● **REQUIREMENT**
Copy out the lines of the records verbatim, from the line containing "panel-b-y-axis-label: Recruit crabs/m2: [13, 943, 44, 1142]" up to and including the line containing "panel-b-category-label: Asian shore".

━━━ DATASET RECORDS

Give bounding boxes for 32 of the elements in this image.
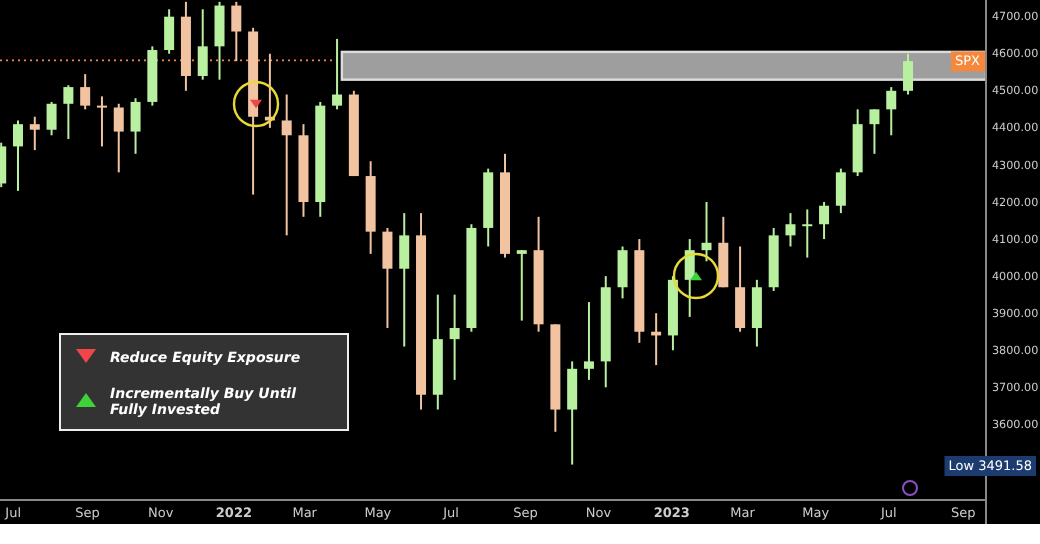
candlestick bbox=[332, 37, 343, 111]
candlestick bbox=[735, 245, 746, 333]
candlestick bbox=[164, 8, 175, 55]
candlestick bbox=[583, 301, 594, 381]
candlestick bbox=[701, 201, 712, 263]
candlestick bbox=[869, 108, 880, 155]
candlestick bbox=[449, 293, 460, 381]
candlestick bbox=[617, 245, 628, 300]
candlestick bbox=[751, 278, 762, 348]
candlestick bbox=[399, 212, 410, 348]
candlestick bbox=[886, 86, 897, 137]
candlestick bbox=[281, 93, 292, 237]
candlestick bbox=[96, 95, 107, 148]
candlestick bbox=[214, 0, 225, 81]
candlestick bbox=[63, 84, 74, 140]
candlestick bbox=[567, 360, 578, 466]
candlestick bbox=[835, 167, 846, 215]
candlestick bbox=[130, 97, 141, 155]
candlestick bbox=[382, 226, 393, 330]
candlestick bbox=[80, 73, 91, 111]
candlestick bbox=[802, 208, 813, 259]
candlestick bbox=[29, 115, 40, 152]
candlestick bbox=[718, 215, 729, 289]
candlestick bbox=[231, 0, 242, 63]
candlestick bbox=[903, 52, 914, 96]
candlestick bbox=[516, 249, 527, 322]
candlestick bbox=[46, 100, 57, 137]
candlestick bbox=[819, 201, 830, 241]
candlestick bbox=[785, 212, 796, 248]
candlestick bbox=[197, 8, 208, 81]
candlestick bbox=[12, 119, 23, 192]
candlestick bbox=[113, 102, 124, 174]
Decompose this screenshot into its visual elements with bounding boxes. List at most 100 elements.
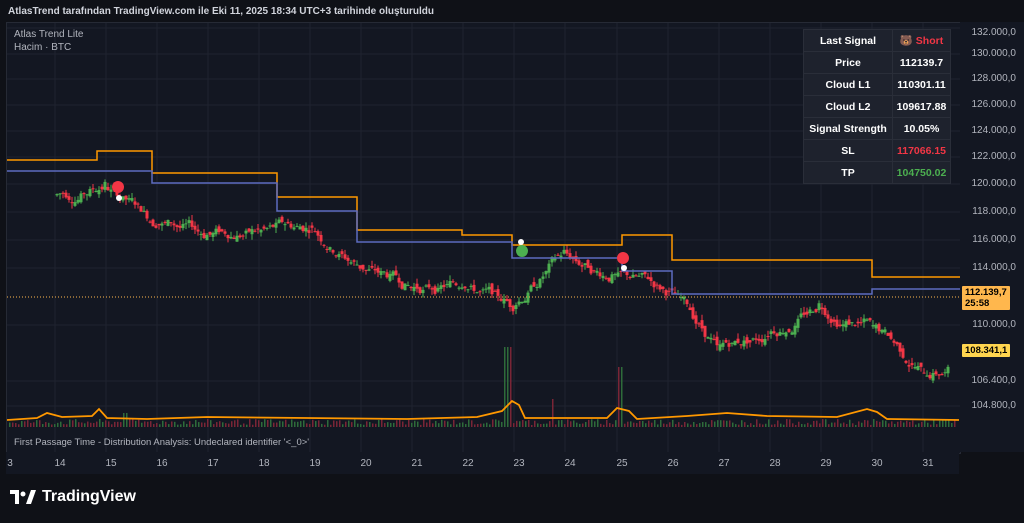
- chart-panel[interactable]: [6, 22, 961, 454]
- volume-bar: [648, 420, 650, 427]
- volume-bar: [831, 422, 833, 427]
- volume-bar: [429, 419, 431, 427]
- candle-body: [706, 337, 710, 339]
- volume-bar: [819, 423, 821, 427]
- candle-body: [433, 286, 437, 294]
- volume-bar: [393, 422, 395, 427]
- candle-body: [229, 236, 233, 239]
- volume-bar: [207, 419, 209, 427]
- candle-body: [763, 338, 767, 345]
- volume-bar: [654, 420, 656, 427]
- volume-bar: [153, 424, 155, 427]
- volume-bar: [414, 420, 416, 427]
- volume-bar: [99, 419, 101, 427]
- volume-bar: [684, 422, 686, 427]
- price-axis[interactable]: 132.000,0 130.000,0 128.000,0 126.000,0 124.…: [960, 22, 1024, 452]
- volume-bar: [558, 420, 560, 427]
- volume-bar: [276, 422, 278, 427]
- volume-bar: [444, 420, 446, 427]
- volume-bar: [516, 420, 518, 427]
- volume-bar: [738, 424, 740, 427]
- candle-body: [877, 323, 881, 332]
- volume-bar: [510, 347, 512, 427]
- volume-bar: [897, 421, 899, 427]
- volume-bar: [21, 421, 23, 427]
- candle-body: [472, 284, 476, 291]
- volume-bar: [834, 422, 836, 427]
- time-axis[interactable]: 3 14 15 16 17 18 19 20 21 22 23 24 25 26 27 28 29 30 31: [6, 452, 959, 474]
- volume-bar: [318, 420, 320, 427]
- candle-body: [286, 221, 290, 224]
- price-axis-label: 130.000,0: [971, 48, 1017, 59]
- volume-bar: [90, 422, 92, 427]
- candle-body: [862, 318, 866, 323]
- candle-body: [142, 210, 146, 212]
- candle-body: [511, 305, 515, 312]
- volume-bar: [720, 420, 722, 427]
- volume-bar: [852, 423, 854, 427]
- candle-body: [757, 338, 761, 341]
- candle-body: [82, 193, 86, 195]
- volume-bar: [807, 422, 809, 427]
- volume-bar: [45, 422, 47, 427]
- candle-body: [457, 287, 461, 289]
- volume-bar: [741, 420, 743, 427]
- volume-bar: [573, 420, 575, 427]
- candle-body: [421, 289, 425, 294]
- volume-bar: [825, 419, 827, 427]
- volume-bar: [201, 422, 203, 427]
- volume-bar: [390, 422, 392, 427]
- candle-body: [136, 203, 140, 205]
- price-axis-label: 124.000,0: [971, 125, 1017, 136]
- volume-bar: [162, 420, 164, 427]
- candle-body: [226, 234, 230, 239]
- time-axis-label: 30: [871, 458, 883, 469]
- volume-bar: [564, 424, 566, 427]
- candle-body: [694, 315, 698, 324]
- candle-body: [940, 374, 944, 376]
- candle-body: [529, 285, 533, 292]
- candle-body: [517, 301, 521, 305]
- candle-body: [649, 277, 653, 282]
- candle-body: [592, 270, 596, 272]
- volume-bar: [522, 420, 524, 427]
- price-axis-label: 122.000,0: [971, 151, 1017, 162]
- candle-body: [796, 318, 800, 328]
- candle-body: [382, 271, 386, 273]
- candle-body: [748, 340, 752, 343]
- volume-bar: [348, 420, 350, 427]
- volume-bar: [186, 423, 188, 427]
- volume-bar: [108, 421, 110, 427]
- candle-body: [175, 225, 179, 227]
- candle-body: [100, 186, 104, 190]
- volume-bar: [792, 423, 794, 427]
- candle-body: [88, 189, 92, 197]
- volume-bar: [906, 420, 908, 427]
- candle-body: [307, 230, 311, 233]
- candle-body: [217, 226, 221, 233]
- candle-body: [403, 283, 407, 291]
- volume-bar: [396, 420, 398, 427]
- volume-bar: [894, 423, 896, 427]
- candle-body: [850, 322, 854, 324]
- volume-bar: [783, 424, 785, 427]
- volume-bar: [543, 423, 545, 427]
- candle-body: [322, 244, 326, 246]
- volume-bar: [294, 421, 296, 427]
- candle-body: [577, 260, 581, 265]
- indicator-legend[interactable]: Atlas Trend Lite Hacim · BTC: [14, 28, 83, 54]
- candle-body: [946, 366, 950, 374]
- candle-body: [274, 222, 278, 228]
- candle-body: [301, 225, 305, 232]
- time-axis-label: 3: [7, 458, 13, 469]
- volume-bar: [711, 420, 713, 427]
- candle-body: [823, 307, 827, 315]
- signal-value: 104750.02: [892, 161, 951, 184]
- volume-bar: [342, 424, 344, 427]
- volume-bar: [405, 424, 407, 427]
- volume-bar: [810, 424, 812, 427]
- volume-bar: [657, 424, 659, 427]
- volume-bar: [513, 423, 515, 427]
- candle-body: [889, 332, 893, 339]
- candle-body: [190, 220, 194, 227]
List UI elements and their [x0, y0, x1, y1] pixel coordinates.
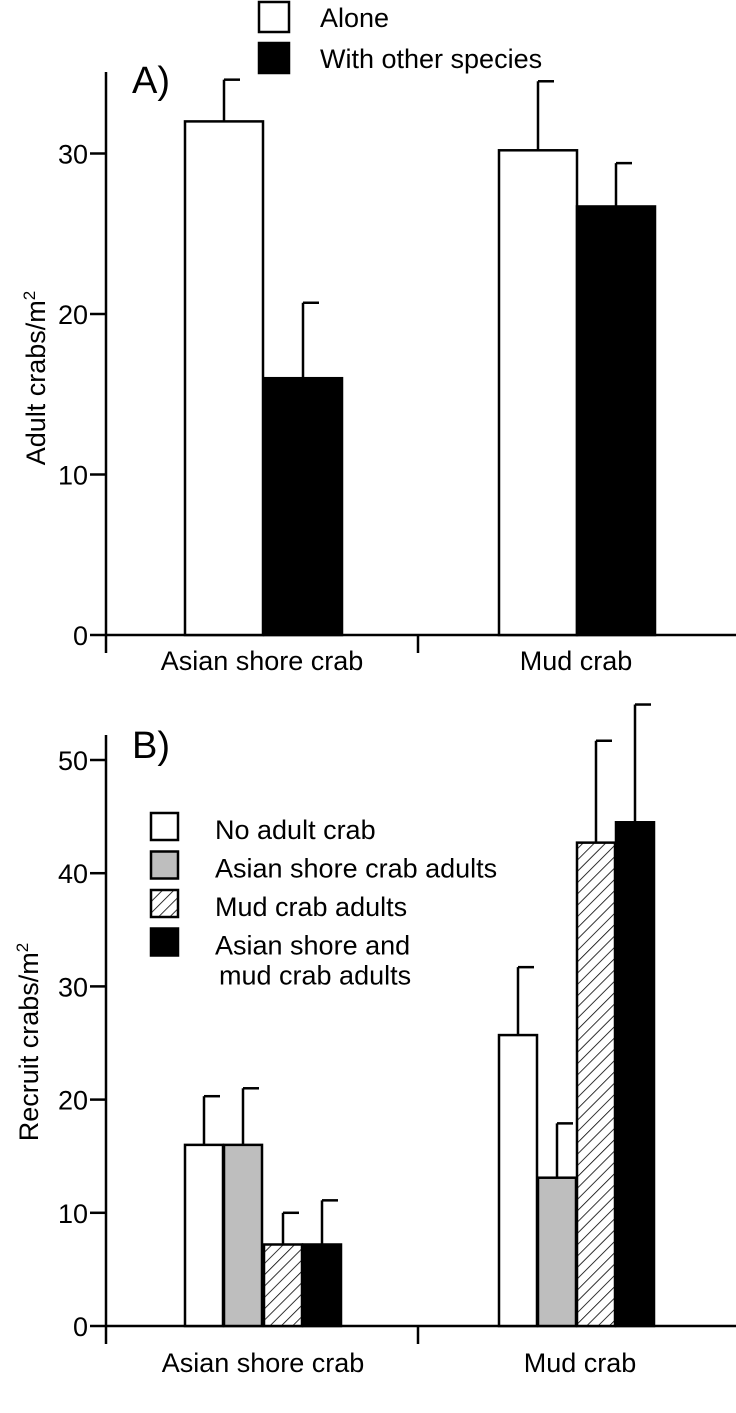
panel-b-y-axis-label: Recruit crabs/m2: [13, 943, 44, 1142]
panel-a-legend-swatch: [257, 0, 291, 34]
panel-a-y-axis-label-sup: 2: [20, 291, 39, 300]
panel-a-y-tick-label: 30: [58, 140, 88, 170]
panel-b-category-label: Asian shore crab: [162, 1348, 365, 1378]
panel-b-legend-label: Mud crab adults: [215, 892, 407, 922]
panel-a-bar: [575, 205, 657, 637]
panel-b-bar: [497, 1033, 539, 1328]
panel-b-legend-swatch: [149, 927, 180, 957]
panel-a-chart: A) Adult crabs/m2 0 10 20 30 Asian shore cra…: [20, 0, 736, 676]
panel-a-category-label: Asian shore crab: [161, 646, 364, 676]
panel-b-bar: [262, 1243, 304, 1328]
panel-b-legend-swatch: [149, 888, 180, 919]
panel-b-legend-label: Asian shore and mud crab adults: [215, 931, 411, 991]
panel-b-y-tick-label: 10: [58, 1199, 88, 1229]
panel-b-label: B): [132, 725, 170, 767]
panel-b-category-label: Mud crab: [524, 1348, 637, 1378]
panel-a-label: A): [132, 60, 170, 102]
panel-b-legend-label-line: No adult crab: [215, 815, 376, 845]
panel-a-bar: [497, 149, 579, 637]
panel-a-legend-label: With other species: [320, 44, 542, 74]
panel-b-legend-label-line: Mud crab adults: [215, 892, 407, 922]
panel-b-y-axis-label-main: Recruit crabs/m: [14, 952, 44, 1141]
panel-a-bar: [183, 120, 265, 637]
panel-b-legend-label-line: mud crab adults: [219, 961, 411, 991]
panel-a-legend-swatch: [257, 41, 291, 75]
panel-b-y-tick-label: 50: [58, 746, 88, 776]
panel-b-y-axis-label-sup: 2: [13, 943, 32, 952]
panel-b-legend-label: Asian shore crab adults: [215, 854, 497, 884]
panel-b-bar: [614, 821, 656, 1328]
panel-b-bar: [301, 1243, 343, 1328]
panel-b-chart: B) Recruit crabs/m2 0 10 20 30 40 50 Asian sho…: [13, 703, 736, 1378]
panel-b-legend-label: No adult crab: [215, 815, 376, 845]
panel-a-legend-label-line: Alone: [320, 3, 389, 33]
panel-b-bar: [575, 841, 617, 1328]
panel-b-legend-label-line: Asian shore and: [215, 931, 410, 961]
panel-b-legend-swatch: [149, 811, 180, 842]
panel-b-y-tick-label: 0: [73, 1312, 88, 1342]
panel-b-bar: [222, 1143, 264, 1328]
panel-b-y-tick-label: 20: [58, 1086, 88, 1116]
panel-a-y-tick-label: 20: [58, 300, 88, 330]
panel-a-legend-label-line: With other species: [320, 44, 542, 74]
panel-a-y-tick-label: 0: [73, 621, 88, 651]
panel-a-bar: [262, 376, 344, 637]
panel-a-y-axis-label: Adult crabs/m2: [20, 291, 51, 466]
panel-a-legend-label: Alone: [320, 3, 389, 33]
panel-b-legend-label-line: Asian shore crab adults: [215, 854, 497, 884]
panel-b-y-tick-label: 30: [58, 972, 88, 1002]
panel-b-bar: [536, 1176, 578, 1328]
panel-a-y-tick-label: 10: [58, 461, 88, 491]
panel-b-y-tick-label: 40: [58, 859, 88, 889]
panel-a-y-axis-label-main: Adult crabs/m: [21, 300, 51, 465]
panel-b-legend-swatch: [149, 850, 180, 880]
panel-a-category-label: Mud crab: [520, 646, 633, 676]
panel-b-bar: [183, 1143, 225, 1328]
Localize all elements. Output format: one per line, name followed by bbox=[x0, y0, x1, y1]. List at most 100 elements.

━━━━━━

● **THE COMPLETED TASK**
panel-b-y-axis-label: Recruit crabs/m2: [13, 943, 44, 1142]
panel-a-legend-swatch: [257, 0, 291, 34]
panel-a-y-axis-label-sup: 2: [20, 291, 39, 300]
panel-a-y-tick-label: 30: [58, 140, 88, 170]
panel-b-category-label: Asian shore crab: [162, 1348, 365, 1378]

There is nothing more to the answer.